TO DO → Copy the blog post below about the hidden costs of redoing a kitchen, word for word from start to finish.

PASSAGE PROVIDED →
Sunday, December 17, 2023

The hidden costs of redoing a kitchen.

I should be regaling y'all with a holiday ficlet today, seeing as how Yule and Christmas are both next weekend and Hanukkah just ended. It'll post one next week, I promise. 

In the meantime, let's talk about the things they don't tell you about when they're encouraging you to redo your kitchen.

Feverpitch | Deposit Photos
This is coming up, of course, because I'm kinda sorta redoing mine. That is not my kitchen in the photo, to be clear; mine is a smallish galley kitchen with zero room for an island. (Although it's about three times the size of the postage-stamp-sized kitchen I had in the apartment I rented when I first moved to Santa Fe. There, the oven was so tiny that my big cookie sheets wouldn't fit. And when you opened the fridge, you couldn't get to the sink.) Mine still has some the original '80s features: golden oak cabinets and ceramic tile countertops. It did still have the original '80s dishwasher, but I replaced that this fall. I also replaced the microwave with a microwave/convection oven this year. Somebody at some point redid the floors -- they're now Saltillo tile -- and the stove and fridge are about ten years old.

If you cruise the internet and talk to any kitchen consultants, they will give you all sorts of advice. I'm supposed to hate those cabinets; the only fixes worth talking about are replacing them, or putting new doors on them, or else sanding them down and painting them, preferably white. And any appliances over ten years old have to go. And you're going to need new countertops! And of course you want to tile your backsplash all the way to the ceiling...

DATASET EXCERPTS →
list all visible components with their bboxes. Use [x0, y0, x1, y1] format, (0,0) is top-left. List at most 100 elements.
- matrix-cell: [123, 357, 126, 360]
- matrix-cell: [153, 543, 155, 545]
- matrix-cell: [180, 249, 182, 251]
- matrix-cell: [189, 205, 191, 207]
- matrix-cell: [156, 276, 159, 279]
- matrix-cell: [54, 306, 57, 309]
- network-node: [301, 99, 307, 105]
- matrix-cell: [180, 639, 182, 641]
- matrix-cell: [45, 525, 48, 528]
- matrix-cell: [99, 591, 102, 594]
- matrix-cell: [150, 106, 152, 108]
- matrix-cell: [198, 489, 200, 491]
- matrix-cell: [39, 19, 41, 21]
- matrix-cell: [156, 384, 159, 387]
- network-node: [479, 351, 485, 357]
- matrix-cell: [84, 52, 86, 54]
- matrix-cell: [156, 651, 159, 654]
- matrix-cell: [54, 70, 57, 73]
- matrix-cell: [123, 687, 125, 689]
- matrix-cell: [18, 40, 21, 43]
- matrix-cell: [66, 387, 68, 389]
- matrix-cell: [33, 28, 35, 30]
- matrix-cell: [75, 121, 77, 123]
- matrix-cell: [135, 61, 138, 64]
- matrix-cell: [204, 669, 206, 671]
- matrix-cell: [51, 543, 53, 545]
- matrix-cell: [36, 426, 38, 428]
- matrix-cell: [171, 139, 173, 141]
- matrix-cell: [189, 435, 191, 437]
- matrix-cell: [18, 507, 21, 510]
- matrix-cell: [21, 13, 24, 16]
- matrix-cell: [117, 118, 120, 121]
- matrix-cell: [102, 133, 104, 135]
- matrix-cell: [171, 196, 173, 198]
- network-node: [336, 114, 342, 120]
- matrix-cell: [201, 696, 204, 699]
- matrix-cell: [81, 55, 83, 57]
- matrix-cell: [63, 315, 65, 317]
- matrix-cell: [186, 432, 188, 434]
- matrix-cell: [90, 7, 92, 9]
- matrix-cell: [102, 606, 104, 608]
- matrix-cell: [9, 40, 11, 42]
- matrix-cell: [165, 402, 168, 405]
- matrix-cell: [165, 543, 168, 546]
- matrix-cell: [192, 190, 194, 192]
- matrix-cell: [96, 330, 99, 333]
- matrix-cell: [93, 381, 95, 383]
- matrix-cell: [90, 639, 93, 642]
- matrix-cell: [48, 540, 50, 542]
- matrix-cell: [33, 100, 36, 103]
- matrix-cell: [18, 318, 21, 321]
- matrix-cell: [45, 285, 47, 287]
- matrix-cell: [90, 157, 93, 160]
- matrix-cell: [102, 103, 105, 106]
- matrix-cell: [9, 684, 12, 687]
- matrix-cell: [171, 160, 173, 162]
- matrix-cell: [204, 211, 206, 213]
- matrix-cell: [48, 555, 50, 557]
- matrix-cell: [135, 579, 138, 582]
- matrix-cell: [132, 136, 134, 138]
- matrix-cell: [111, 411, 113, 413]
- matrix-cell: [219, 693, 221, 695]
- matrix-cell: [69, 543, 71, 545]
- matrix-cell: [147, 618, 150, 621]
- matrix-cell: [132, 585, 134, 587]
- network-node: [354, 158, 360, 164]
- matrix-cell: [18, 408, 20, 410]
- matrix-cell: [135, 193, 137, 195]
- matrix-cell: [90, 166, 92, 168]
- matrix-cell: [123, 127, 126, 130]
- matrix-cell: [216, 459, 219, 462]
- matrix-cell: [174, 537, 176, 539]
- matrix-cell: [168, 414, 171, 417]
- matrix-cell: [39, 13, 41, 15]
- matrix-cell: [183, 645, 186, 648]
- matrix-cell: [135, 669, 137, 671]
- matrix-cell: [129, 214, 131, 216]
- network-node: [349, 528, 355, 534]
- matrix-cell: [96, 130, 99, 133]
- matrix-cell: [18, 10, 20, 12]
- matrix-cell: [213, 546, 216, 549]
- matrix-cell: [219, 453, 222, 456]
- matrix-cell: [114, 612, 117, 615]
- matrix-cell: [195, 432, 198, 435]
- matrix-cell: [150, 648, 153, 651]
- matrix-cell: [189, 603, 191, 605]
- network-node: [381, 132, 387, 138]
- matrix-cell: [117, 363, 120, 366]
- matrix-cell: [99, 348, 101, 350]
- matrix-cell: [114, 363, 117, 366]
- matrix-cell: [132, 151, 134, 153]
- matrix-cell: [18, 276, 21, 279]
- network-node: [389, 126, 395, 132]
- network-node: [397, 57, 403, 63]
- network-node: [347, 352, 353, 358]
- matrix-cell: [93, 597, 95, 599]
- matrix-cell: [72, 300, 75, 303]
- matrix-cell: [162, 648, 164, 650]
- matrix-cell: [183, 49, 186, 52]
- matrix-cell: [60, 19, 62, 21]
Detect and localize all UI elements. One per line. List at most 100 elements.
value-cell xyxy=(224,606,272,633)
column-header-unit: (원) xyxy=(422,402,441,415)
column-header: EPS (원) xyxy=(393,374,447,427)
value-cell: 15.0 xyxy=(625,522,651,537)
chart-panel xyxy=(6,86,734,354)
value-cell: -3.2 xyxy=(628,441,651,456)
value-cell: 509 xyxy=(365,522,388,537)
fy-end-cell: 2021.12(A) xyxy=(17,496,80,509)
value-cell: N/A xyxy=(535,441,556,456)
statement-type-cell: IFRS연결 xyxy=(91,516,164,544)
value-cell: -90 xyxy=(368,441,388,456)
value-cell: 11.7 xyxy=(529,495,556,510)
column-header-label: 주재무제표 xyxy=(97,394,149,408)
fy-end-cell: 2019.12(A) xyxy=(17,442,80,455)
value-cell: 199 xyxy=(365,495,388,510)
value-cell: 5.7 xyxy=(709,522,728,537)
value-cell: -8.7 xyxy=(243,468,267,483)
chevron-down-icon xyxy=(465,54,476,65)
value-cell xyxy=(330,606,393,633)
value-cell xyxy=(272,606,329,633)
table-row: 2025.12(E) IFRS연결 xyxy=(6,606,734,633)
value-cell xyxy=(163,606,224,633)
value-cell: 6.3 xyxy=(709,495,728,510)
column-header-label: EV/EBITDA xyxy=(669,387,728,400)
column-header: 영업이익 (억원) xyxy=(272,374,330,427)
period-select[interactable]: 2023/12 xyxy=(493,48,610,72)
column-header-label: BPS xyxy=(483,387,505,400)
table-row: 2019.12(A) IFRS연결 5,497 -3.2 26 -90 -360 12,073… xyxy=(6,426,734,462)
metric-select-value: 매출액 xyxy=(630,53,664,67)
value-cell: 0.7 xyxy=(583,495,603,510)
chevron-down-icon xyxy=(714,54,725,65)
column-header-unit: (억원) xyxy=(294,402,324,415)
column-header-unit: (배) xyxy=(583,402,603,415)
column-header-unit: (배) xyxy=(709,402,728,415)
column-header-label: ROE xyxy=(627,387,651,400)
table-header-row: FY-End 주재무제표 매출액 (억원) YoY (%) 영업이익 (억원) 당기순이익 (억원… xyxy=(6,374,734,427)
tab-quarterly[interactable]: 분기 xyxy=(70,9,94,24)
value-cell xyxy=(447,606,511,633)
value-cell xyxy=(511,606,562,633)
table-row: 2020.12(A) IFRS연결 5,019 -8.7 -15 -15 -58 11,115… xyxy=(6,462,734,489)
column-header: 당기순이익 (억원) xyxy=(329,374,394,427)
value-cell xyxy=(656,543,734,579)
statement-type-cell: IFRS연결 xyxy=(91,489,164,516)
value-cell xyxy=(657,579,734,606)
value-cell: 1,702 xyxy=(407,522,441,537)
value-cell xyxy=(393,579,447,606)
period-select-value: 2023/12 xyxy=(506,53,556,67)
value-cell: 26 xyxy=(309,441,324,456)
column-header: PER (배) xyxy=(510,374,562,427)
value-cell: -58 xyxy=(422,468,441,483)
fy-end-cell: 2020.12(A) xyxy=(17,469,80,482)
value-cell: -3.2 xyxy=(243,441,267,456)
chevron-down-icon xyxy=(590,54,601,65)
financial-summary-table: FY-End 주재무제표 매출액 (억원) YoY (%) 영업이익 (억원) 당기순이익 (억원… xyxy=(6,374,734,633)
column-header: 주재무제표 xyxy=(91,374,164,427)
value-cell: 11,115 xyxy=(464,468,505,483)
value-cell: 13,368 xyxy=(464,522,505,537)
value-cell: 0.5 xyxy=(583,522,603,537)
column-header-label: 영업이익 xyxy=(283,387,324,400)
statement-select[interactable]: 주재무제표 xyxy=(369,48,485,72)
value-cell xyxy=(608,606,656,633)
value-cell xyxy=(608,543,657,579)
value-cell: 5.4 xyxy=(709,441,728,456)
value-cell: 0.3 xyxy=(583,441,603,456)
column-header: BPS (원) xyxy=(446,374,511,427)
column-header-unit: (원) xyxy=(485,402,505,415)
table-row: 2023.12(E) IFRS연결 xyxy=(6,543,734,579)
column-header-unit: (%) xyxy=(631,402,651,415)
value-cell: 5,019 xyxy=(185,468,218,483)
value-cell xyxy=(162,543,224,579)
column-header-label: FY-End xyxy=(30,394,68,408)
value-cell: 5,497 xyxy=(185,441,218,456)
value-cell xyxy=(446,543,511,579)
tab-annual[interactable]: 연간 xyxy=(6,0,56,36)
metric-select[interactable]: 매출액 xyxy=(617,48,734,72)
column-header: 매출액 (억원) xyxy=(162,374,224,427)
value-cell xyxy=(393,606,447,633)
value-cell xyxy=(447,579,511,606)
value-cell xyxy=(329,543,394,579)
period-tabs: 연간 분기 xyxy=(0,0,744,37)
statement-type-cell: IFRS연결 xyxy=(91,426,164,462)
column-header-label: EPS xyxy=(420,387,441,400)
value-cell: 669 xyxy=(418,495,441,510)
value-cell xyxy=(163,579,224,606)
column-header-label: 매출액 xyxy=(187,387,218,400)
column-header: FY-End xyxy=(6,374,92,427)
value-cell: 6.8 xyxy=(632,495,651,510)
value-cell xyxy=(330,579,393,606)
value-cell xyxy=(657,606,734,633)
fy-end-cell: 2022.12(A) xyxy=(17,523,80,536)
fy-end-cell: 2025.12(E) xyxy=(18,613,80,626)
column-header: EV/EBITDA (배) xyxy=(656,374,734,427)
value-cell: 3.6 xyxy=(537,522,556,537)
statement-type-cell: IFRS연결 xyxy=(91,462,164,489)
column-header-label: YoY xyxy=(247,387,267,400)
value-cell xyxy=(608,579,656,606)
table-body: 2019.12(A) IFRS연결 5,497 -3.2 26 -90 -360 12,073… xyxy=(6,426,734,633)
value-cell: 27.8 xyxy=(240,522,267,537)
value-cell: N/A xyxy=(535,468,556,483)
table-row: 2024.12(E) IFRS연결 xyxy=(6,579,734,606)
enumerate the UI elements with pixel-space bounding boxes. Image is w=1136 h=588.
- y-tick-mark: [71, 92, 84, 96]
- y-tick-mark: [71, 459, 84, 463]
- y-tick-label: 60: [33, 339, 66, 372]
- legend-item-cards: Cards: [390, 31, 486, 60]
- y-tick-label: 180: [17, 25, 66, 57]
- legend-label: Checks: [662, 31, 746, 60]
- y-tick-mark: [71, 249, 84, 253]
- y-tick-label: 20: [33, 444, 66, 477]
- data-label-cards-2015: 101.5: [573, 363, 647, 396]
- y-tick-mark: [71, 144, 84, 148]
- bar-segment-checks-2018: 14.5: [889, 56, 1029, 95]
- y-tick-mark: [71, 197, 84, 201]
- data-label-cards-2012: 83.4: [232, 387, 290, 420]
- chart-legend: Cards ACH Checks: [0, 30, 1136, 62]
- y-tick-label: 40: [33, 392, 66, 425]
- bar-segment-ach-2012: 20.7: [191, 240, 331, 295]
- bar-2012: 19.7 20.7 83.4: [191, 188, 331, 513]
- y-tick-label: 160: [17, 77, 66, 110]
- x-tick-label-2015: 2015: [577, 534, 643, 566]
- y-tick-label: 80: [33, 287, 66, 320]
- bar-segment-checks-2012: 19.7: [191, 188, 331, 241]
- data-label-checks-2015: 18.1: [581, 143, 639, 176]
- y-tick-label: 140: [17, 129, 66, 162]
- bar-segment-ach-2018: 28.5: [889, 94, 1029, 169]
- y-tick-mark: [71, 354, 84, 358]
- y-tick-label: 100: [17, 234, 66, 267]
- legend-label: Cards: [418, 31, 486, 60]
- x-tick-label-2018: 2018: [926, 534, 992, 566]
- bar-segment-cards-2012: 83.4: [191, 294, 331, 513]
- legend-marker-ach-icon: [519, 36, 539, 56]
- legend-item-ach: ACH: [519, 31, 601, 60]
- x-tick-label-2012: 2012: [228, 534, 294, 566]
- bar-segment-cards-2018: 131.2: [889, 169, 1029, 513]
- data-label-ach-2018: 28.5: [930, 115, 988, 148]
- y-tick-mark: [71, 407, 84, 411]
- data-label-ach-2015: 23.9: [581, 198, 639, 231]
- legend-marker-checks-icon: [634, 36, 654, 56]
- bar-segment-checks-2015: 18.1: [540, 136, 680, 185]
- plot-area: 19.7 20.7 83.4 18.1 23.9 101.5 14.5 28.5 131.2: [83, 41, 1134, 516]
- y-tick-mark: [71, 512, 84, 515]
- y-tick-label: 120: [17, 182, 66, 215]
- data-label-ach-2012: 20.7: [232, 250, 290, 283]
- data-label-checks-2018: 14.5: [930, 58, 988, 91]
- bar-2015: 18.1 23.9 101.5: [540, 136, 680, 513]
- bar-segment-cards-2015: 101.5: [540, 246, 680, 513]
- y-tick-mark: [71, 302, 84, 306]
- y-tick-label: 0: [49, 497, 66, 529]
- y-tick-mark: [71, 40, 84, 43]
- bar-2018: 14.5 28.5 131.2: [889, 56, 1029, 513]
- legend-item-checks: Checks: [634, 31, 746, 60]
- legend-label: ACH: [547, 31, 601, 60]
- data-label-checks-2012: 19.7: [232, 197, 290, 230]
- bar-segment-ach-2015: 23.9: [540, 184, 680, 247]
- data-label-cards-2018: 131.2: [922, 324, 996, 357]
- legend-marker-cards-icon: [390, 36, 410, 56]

FINISHED ANSWER →
Sunday, December 17, 2023

The hidden costs of redoing a kitchen.

I should be regaling y'all with a holiday ficlet today, seeing as how Yule and Christmas are both next weekend and Hanukkah just ended. It'll post one next week, I promise. 

In the meantime, let's talk about the things they don't tell you about when they're encouraging you to redo your kitchen.

Feverpitch | Deposit Photos
This is coming up, of course, because I'm kinda sorta redoing mine. That is not my kitchen in the photo, to be clear; mine is a smallish galley kitchen with zero room for an island. (Although it's about three times the size of the postage-stamp-sized kitchen I had in the apartment I rented when I first moved to Santa Fe. There, the oven was so tiny that my big cookie sheets wouldn't fit. And when you opened the fridge, you couldn't get to the sink.) Mine still has some the original '80s features: golden oak cabinets and ceramic tile countertops. It did still have the original '80s dishwasher, but I replaced that this fall. I also replaced the microwave with a microwave/convection oven this year. Somebody at some point redid the floors -- they're now Saltillo tile -- and the stove and fridge are about ten years old.

If you cruise the internet and talk to any kitchen consultants, they will give you all sorts of advice. I'm supposed to hate those cabinets; the only fixes worth talking about are replacing them, or putting new doors on them, or else sanding them down and painting them, preferably white. And any appliances over ten years old have to go. And you're going to need new countertops! And of course you want to tile your backsplash all the way to the ceiling...